Source records:
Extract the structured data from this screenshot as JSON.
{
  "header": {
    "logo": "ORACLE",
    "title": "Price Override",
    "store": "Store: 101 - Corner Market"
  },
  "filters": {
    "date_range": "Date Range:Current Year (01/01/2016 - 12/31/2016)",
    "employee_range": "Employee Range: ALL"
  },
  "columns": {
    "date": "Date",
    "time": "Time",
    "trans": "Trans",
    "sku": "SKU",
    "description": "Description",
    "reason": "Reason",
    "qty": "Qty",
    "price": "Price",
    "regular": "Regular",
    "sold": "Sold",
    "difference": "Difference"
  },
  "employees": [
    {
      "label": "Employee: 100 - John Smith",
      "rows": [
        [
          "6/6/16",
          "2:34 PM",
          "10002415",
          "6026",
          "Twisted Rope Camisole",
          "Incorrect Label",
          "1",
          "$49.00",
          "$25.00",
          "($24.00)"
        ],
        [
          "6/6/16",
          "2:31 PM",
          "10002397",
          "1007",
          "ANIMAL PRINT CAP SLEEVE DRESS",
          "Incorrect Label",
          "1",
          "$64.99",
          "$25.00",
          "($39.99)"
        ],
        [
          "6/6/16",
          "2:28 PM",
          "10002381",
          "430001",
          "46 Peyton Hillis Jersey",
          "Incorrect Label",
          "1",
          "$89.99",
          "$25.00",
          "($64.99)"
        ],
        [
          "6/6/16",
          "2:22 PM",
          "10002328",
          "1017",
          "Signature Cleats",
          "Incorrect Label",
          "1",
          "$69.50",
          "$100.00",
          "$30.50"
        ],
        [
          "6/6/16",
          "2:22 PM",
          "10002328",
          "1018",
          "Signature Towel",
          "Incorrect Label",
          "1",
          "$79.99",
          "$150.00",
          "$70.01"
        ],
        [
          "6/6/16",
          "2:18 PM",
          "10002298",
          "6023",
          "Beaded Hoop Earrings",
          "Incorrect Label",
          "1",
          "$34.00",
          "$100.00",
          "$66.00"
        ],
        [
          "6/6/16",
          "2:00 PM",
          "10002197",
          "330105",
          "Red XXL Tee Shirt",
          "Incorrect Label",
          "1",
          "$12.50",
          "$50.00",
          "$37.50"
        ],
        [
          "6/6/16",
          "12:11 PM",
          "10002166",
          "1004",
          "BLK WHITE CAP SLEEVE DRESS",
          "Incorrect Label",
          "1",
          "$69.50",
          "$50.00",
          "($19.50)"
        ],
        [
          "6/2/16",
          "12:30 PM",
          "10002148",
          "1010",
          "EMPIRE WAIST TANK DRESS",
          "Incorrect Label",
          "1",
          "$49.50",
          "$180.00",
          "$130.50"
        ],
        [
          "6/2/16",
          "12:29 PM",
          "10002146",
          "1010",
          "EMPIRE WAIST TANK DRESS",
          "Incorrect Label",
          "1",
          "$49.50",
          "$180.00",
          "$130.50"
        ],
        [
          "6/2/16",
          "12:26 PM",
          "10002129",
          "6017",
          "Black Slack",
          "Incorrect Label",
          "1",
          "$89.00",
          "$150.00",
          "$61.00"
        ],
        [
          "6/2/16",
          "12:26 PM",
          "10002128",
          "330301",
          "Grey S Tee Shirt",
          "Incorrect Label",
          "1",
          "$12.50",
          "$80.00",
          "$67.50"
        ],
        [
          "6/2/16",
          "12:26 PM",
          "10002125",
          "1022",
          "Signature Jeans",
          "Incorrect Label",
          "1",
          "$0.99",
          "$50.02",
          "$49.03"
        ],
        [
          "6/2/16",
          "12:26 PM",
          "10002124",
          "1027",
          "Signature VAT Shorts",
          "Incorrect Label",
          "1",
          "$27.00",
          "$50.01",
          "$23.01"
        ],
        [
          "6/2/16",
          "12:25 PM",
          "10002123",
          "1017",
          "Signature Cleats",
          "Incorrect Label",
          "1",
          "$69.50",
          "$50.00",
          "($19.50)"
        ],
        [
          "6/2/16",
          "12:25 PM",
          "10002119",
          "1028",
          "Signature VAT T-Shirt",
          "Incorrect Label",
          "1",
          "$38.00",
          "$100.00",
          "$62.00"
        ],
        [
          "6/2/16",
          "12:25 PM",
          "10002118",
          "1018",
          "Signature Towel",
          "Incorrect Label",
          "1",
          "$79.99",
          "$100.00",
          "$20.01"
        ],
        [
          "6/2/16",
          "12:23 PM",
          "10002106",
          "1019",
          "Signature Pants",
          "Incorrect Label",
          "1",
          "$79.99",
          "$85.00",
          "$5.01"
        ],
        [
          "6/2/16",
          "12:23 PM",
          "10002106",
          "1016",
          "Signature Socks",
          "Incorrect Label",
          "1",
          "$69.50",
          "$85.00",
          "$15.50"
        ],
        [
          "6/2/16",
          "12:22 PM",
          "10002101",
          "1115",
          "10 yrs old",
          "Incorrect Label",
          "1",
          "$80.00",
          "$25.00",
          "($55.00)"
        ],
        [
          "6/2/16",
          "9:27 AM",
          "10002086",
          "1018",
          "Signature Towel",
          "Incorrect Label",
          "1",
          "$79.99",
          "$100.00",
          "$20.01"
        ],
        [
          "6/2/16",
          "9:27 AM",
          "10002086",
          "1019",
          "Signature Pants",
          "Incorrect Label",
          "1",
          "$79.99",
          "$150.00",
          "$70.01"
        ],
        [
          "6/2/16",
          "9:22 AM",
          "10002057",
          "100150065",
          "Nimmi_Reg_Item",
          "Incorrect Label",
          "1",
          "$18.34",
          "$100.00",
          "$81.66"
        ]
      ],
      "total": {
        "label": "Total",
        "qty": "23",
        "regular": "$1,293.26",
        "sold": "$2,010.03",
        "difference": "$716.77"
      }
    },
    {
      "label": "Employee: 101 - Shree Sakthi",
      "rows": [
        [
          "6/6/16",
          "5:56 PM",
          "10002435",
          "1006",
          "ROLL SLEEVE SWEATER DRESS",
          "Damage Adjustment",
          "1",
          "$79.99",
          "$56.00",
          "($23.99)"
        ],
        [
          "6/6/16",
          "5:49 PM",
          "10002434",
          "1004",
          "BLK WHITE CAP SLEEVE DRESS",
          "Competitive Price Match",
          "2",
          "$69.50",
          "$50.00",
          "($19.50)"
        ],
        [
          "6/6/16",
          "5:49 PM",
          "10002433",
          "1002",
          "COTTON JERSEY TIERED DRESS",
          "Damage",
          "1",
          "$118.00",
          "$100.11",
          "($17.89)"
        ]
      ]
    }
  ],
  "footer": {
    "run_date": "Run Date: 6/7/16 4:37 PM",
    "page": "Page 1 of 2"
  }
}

Short exercise:
Reproduce all data above, unchanged.

Solution to this exercise:
Extract the structured data from this screenshot as JSON.
{
  "header": {
    "logo": "ORACLE",
    "title": "Price Override",
    "store": "Store: 101 - Corner Market"
  },
  "filters": {
    "date_range": "Date Range:Current Year (01/01/2016 - 12/31/2016)",
    "employee_range": "Employee Range: ALL"
  },
  "columns": {
    "date": "Date",
    "time": "Time",
    "trans": "Trans",
    "sku": "SKU",
    "description": "Description",
    "reason": "Reason",
    "qty": "Qty",
    "price": "Price",
    "regular": "Regular",
    "sold": "Sold",
    "difference": "Difference"
  },
  "employees": [
    {
      "label": "Employee: 100 - John Smith",
      "rows": [
        [
          "6/6/16",
          "2:34 PM",
          "10002415",
          "6026",
          "Twisted Rope Camisole",
          "Incorrect Label",
          "1",
          "$49.00",
          "$25.00",
          "($24.00)"
        ],
        [
          "6/6/16",
          "2:31 PM",
          "10002397",
          "1007",
          "ANIMAL PRINT CAP SLEEVE DRESS",
          "Incorrect Label",
          "1",
          "$64.99",
          "$25.00",
          "($39.99)"
        ],
        [
          "6/6/16",
          "2:28 PM",
          "10002381",
          "430001",
          "46 Peyton Hillis Jersey",
          "Incorrect Label",
          "1",
          "$89.99",
          "$25.00",
          "($64.99)"
        ],
        [
          "6/6/16",
          "2:22 PM",
          "10002328",
          "1017",
          "Signature Cleats",
          "Incorrect Label",
          "1",
          "$69.50",
          "$100.00",
          "$30.50"
        ],
        [
          "6/6/16",
          "2:22 PM",
          "10002328",
          "1018",
          "Signature Towel",
          "Incorrect Label",
          "1",
          "$79.99",
          "$150.00",
          "$70.01"
        ],
        [
          "6/6/16",
          "2:18 PM",
          "10002298",
          "6023",
          "Beaded Hoop Earrings",
          "Incorrect Label",
          "1",
          "$34.00",
          "$100.00",
          "$66.00"
        ],
        [
          "6/6/16",
          "2:00 PM",
          "10002197",
          "330105",
          "Red XXL Tee Shirt",
          "Incorrect Label",
          "1",
          "$12.50",
          "$50.00",
          "$37.50"
        ],
        [
          "6/6/16",
          "12:11 PM",
          "10002166",
          "1004",
          "BLK WHITE CAP SLEEVE DRESS",
          "Incorrect Label",
          "1",
          "$69.50",
          "$50.00",
          "($19.50)"
        ],
        [
          "6/2/16",
          "12:30 PM",
          "10002148",
          "1010",
          "EMPIRE WAIST TANK DRESS",
          "Incorrect Label",
          "1",
          "$49.50",
          "$180.00",
          "$130.50"
        ],
        [
          "6/2/16",
          "12:29 PM",
          "10002146",
          "1010",
          "EMPIRE WAIST TANK DRESS",
          "Incorrect Label",
          "1",
          "$49.50",
          "$180.00",
          "$130.50"
        ],
        [
          "6/2/16",
          "12:26 PM",
          "10002129",
          "6017",
          "Black Slack",
          "Incorrect Label",
          "1",
          "$89.00",
          "$150.00",
          "$61.00"
        ],
        [
          "6/2/16",
          "12:26 PM",
          "10002128",
          "330301",
          "Grey S Tee Shirt",
          "Incorrect Label",
          "1",
          "$12.50",
          "$80.00",
          "$67.50"
        ],
        [
          "6/2/16",
          "12:26 PM",
          "10002125",
          "1022",
          "Signature Jeans",
          "Incorrect Label",
          "1",
          "$0.99",
          "$50.02",
          "$49.03"
        ],
        [
          "6/2/16",
          "12:26 PM",
          "10002124",
          "1027",
          "Signature VAT Shorts",
          "Incorrect Label",
          "1",
          "$27.00",
          "$50.01",
          "$23.01"
        ],
        [
          "6/2/16",
          "12:25 PM",
          "10002123",
          "1017",
          "Signature Cleats",
          "Incorrect Label",
          "1",
          "$69.50",
          "$50.00",
          "($19.50)"
        ],
        [
          "6/2/16",
          "12:25 PM",
          "10002119",
          "1028",
          "Signature VAT T-Shirt",
          "Incorrect Label",
          "1",
          "$38.00",
          "$100.00",
          "$62.00"
        ],
        [
          "6/2/16",
          "12:25 PM",
          "10002118",
          "1018",
          "Signature Towel",
          "Incorrect Label",
          "1",
          "$79.99",
          "$100.00",
          "$20.01"
        ],
        [
          "6/2/16",
          "12:23 PM",
          "10002106",
          "1019",
          "Signature Pants",
          "Incorrect Label",
          "1",
          "$79.99",
          "$85.00",
          "$5.01"
        ],
        [
          "6/2/16",
          "12:23 PM",
          "10002106",
          "1016",
          "Signature Socks",
          "Incorrect Label",
          "1",
          "$69.50",
          "$85.00",
          "$15.50"
        ],
        [
          "6/2/16",
          "12:22 PM",
          "10002101",
          "1115",
          "10 yrs old",
          "Incorrect Label",
          "1",
          "$80.00",
          "$25.00",
          "($55.00)"
        ],
        [
          "6/2/16",
          "9:27 AM",
          "10002086",
          "1018",
          "Signature Towel",
          "Incorrect Label",
          "1",
          "$79.99",
          "$100.00",
          "$20.01"
        ],
        [
          "6/2/16",
          "9:27 AM",
          "10002086",
          "1019",
          "Signature Pants",
          "Incorrect Label",
          "1",
          "$79.99",
          "$150.00",
          "$70.01"
        ],
        [
          "6/2/16",
          "9:22 AM",
          "10002057",
          "100150065",
          "Nimmi_Reg_Item",
          "Incorrect Label",
          "1",
          "$18.34",
          "$100.00",
          "$81.66"
        ]
      ],
      "total": {
        "label": "Total",
        "qty": "23",
        "regular": "$1,293.26",
        "sold": "$2,010.03",
        "difference": "$716.77"
      }
    },
    {
      "label": "Employee: 101 - Shree Sakthi",
      "rows": [
        [
          "6/6/16",
          "5:56 PM",
          "10002435",
          "1006",
          "ROLL SLEEVE SWEATER DRESS",
          "Damage Adjustment",
          "1",
          "$79.99",
          "$56.00",
          "($23.99)"
        ],
        [
          "6/6/16",
          "5:49 PM",
          "10002434",
          "1004",
          "BLK WHITE CAP SLEEVE DRESS",
          "Competitive Price Match",
          "2",
          "$69.50",
          "$50.00",
          "($19.50)"
        ],
        [
          "6/6/16",
          "5:49 PM",
          "10002433",
          "1002",
          "COTTON JERSEY TIERED DRESS",
          "Damage",
          "1",
          "$118.00",
          "$100.11",
          "($17.89)"
        ]
      ]
    }
  ],
  "footer": {
    "run_date": "Run Date: 6/7/16 4:37 PM",
    "page": "Page 1 of 2"
  }
}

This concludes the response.